▶ [Stated goal]:
Give the listing again in full, exactly as written.

▶ [Given records]:
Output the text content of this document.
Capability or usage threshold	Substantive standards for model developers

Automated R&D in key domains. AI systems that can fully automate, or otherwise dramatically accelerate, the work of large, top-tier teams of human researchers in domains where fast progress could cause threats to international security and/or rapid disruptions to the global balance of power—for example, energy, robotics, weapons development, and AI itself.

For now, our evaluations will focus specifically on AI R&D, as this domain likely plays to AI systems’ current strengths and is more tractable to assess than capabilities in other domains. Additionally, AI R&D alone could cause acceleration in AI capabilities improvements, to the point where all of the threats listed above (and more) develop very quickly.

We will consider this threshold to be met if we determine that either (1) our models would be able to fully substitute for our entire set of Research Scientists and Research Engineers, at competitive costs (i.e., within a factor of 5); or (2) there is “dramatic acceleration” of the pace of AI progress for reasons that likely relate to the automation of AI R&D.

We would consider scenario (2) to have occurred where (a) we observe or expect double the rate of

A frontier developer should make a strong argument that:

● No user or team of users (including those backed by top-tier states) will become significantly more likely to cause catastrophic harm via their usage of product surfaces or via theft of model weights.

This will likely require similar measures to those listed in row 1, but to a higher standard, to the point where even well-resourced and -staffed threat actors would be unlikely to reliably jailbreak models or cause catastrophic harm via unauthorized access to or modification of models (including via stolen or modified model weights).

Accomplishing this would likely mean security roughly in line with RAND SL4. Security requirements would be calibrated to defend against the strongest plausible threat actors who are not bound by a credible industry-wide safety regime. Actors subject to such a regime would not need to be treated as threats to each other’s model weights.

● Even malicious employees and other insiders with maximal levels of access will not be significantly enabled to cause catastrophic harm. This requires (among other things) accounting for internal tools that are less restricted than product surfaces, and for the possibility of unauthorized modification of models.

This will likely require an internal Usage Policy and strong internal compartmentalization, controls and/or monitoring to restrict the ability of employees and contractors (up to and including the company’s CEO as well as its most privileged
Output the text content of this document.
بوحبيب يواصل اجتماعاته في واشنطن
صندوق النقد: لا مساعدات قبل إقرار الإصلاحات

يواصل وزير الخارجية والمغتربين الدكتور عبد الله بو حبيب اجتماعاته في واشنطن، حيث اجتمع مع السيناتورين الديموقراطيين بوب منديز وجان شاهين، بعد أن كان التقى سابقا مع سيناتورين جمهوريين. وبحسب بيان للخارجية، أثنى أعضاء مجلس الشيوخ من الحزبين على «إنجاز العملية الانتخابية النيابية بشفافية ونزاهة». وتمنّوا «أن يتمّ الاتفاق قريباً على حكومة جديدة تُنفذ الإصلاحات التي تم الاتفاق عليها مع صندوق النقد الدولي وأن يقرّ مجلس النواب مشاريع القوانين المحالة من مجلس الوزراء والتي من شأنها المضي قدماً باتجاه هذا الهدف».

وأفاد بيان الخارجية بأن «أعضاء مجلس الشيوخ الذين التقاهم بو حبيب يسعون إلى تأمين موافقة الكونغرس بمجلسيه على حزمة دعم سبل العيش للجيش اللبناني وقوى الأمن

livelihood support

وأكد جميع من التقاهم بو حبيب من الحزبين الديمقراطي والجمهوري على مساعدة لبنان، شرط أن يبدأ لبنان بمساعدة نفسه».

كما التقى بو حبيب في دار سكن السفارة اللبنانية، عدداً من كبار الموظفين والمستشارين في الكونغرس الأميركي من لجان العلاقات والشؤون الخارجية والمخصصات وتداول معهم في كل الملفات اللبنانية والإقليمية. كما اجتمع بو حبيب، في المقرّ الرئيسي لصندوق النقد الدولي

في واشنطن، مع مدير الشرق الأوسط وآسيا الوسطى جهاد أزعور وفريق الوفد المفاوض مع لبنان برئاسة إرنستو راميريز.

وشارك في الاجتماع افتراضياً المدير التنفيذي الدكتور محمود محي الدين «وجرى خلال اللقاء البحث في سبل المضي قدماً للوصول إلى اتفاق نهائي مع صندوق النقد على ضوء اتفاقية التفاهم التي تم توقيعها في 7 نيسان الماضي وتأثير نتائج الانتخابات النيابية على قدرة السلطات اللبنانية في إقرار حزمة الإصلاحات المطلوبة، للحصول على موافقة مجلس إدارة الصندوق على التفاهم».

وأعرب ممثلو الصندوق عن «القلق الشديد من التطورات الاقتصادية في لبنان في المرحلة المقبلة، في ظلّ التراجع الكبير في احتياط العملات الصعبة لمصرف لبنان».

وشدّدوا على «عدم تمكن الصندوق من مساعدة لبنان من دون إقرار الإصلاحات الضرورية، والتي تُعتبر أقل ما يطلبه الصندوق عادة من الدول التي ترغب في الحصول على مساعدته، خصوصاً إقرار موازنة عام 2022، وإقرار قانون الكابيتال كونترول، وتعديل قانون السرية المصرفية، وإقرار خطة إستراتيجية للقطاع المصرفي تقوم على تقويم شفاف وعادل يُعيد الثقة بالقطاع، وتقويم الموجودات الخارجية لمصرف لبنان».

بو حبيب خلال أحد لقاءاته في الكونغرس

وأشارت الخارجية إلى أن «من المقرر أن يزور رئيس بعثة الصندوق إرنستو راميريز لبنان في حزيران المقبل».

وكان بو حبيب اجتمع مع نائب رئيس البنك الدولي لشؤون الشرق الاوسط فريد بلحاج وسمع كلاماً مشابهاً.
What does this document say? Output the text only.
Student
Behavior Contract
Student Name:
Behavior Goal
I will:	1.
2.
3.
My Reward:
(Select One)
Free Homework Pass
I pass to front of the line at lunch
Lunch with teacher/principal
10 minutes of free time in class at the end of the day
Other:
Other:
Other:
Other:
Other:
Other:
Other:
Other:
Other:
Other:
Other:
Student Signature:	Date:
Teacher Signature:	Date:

▶ [Written solution]:
Output the text content of this document.
Capability or usage threshold	Substantive standards for model developers

Automated R&D in key domains. AI systems that can fully automate, or otherwise dramatically accelerate, the work of large, top-tier teams of human researchers in domains where fast progress could cause threats to international security and/or rapid disruptions to the global balance of power—for example, energy, robotics, weapons development, and AI itself.

For now, our evaluations will focus specifically on AI R&D, as this domain likely plays to AI systems’ current strengths and is more tractable to assess than capabilities in other domains. Additionally, AI R&D alone could cause acceleration in AI capabilities improvements, to the point where all of the threats listed above (and more) develop very quickly.

We will consider this threshold to be met if we determine that either (1) our models would be able to fully substitute for our entire set of Research Scientists and Research Engineers, at competitive costs (i.e., within a factor of 5); or (2) there is “dramatic acceleration” of the pace of AI progress for reasons that likely relate to the automation of AI R&D.

We would consider scenario (2) to have occurred where (a) we observe or expect double the rate of

A frontier developer should make a strong argument that:

● No user or team of users (including those backed by top-tier states) will become significantly more likely to cause catastrophic harm via their usage of product surfaces or via theft of model weights.

This will likely require similar measures to those listed in row 1, but to a higher standard, to the point where even well-resourced and -staffed threat actors would be unlikely to reliably jailbreak models or cause catastrophic harm via unauthorized access to or modification of models (including via stolen or modified model weights).

Accomplishing this would likely mean security roughly in line with RAND SL4. Security requirements would be calibrated to defend against the strongest plausible threat actors who are not bound by a credible industry-wide safety regime. Actors subject to such a regime would not need to be treated as threats to each other’s model weights.

● Even malicious employees and other insiders with maximal levels of access will not be significantly enabled to cause catastrophic harm. This requires (among other things) accounting for internal tools that are less restricted than product surfaces, and for the possibility of unauthorized modification of models.

This will likely require an internal Usage Policy and strong internal compartmentalization, controls and/or monitoring to restrict the ability of employees and contractors (up to and including the company’s CEO as well as its most privileged
Output the text content of this document.
بوحبيب يواصل اجتماعاته في واشنطن
صندوق النقد: لا مساعدات قبل إقرار الإصلاحات

يواصل وزير الخارجية والمغتربين الدكتور عبد الله بو حبيب اجتماعاته في واشنطن، حيث اجتمع مع السيناتورين الديموقراطيين بوب منديز وجان شاهين، بعد أن كان التقى سابقا مع سيناتورين جمهوريين. وبحسب بيان للخارجية، أثنى أعضاء مجلس الشيوخ من الحزبين على «إنجاز العملية الانتخابية النيابية بشفافية ونزاهة». وتمنّوا «أن يتمّ الاتفاق قريباً على حكومة جديدة تُنفذ الإصلاحات التي تم الاتفاق عليها مع صندوق النقد الدولي وأن يقرّ مجلس النواب مشاريع القوانين المحالة من مجلس الوزراء والتي من شأنها المضي قدماً باتجاه هذا الهدف».

وأفاد بيان الخارجية بأن «أعضاء مجلس الشيوخ الذين التقاهم بو حبيب يسعون إلى تأمين موافقة الكونغرس بمجلسيه على حزمة دعم سبل العيش للجيش اللبناني وقوى الأمن

livelihood support

وأكد جميع من التقاهم بو حبيب من الحزبين الديمقراطي والجمهوري على مساعدة لبنان، شرط أن يبدأ لبنان بمساعدة نفسه».

كما التقى بو حبيب في دار سكن السفارة اللبنانية، عدداً من كبار الموظفين والمستشارين في الكونغرس الأميركي من لجان العلاقات والشؤون الخارجية والمخصصات وتداول معهم في كل الملفات اللبنانية والإقليمية. كما اجتمع بو حبيب، في المقرّ الرئيسي لصندوق النقد الدولي

في واشنطن، مع مدير الشرق الأوسط وآسيا الوسطى جهاد أزعور وفريق الوفد المفاوض مع لبنان برئاسة إرنستو راميريز.

وشارك في الاجتماع افتراضياً المدير التنفيذي الدكتور محمود محي الدين «وجرى خلال اللقاء البحث في سبل المضي قدماً للوصول إلى اتفاق نهائي مع صندوق النقد على ضوء اتفاقية التفاهم التي تم توقيعها في 7 نيسان الماضي وتأثير نتائج الانتخابات النيابية على قدرة السلطات اللبنانية في إقرار حزمة الإصلاحات المطلوبة، للحصول على موافقة مجلس إدارة الصندوق على التفاهم».

وأعرب ممثلو الصندوق عن «القلق الشديد من التطورات الاقتصادية في لبنان في المرحلة المقبلة، في ظلّ التراجع الكبير في احتياط العملات الصعبة لمصرف لبنان».

وشدّدوا على «عدم تمكن الصندوق من مساعدة لبنان من دون إقرار الإصلاحات الضرورية، والتي تُعتبر أقل ما يطلبه الصندوق عادة من الدول التي ترغب في الحصول على مساعدته، خصوصاً إقرار موازنة عام 2022، وإقرار قانون الكابيتال كونترول، وتعديل قانون السرية المصرفية، وإقرار خطة إستراتيجية للقطاع المصرفي تقوم على تقويم شفاف وعادل يُعيد الثقة بالقطاع، وتقويم الموجودات الخارجية لمصرف لبنان».

بو حبيب خلال أحد لقاءاته في الكونغرس

وأشارت الخارجية إلى أن «من المقرر أن يزور رئيس بعثة الصندوق إرنستو راميريز لبنان في حزيران المقبل».

وكان بو حبيب اجتمع مع نائب رئيس البنك الدولي لشؤون الشرق الاوسط فريد بلحاج وسمع كلاماً مشابهاً.
What does this document say? Output the text only.
Student
Behavior Contract
Student Name:
Behavior Goal
I will:	1.
2.
3.
My Reward:
(Select One)
Free Homework Pass
I pass to front of the line at lunch
Lunch with teacher/principal
10 minutes of free time in class at the end of the day
Other:
Other:
Other:
Other:
Other:
Other:
Other:
Other:
Other:
Other:
Other:
Student Signature:	Date:
Teacher Signature:	Date:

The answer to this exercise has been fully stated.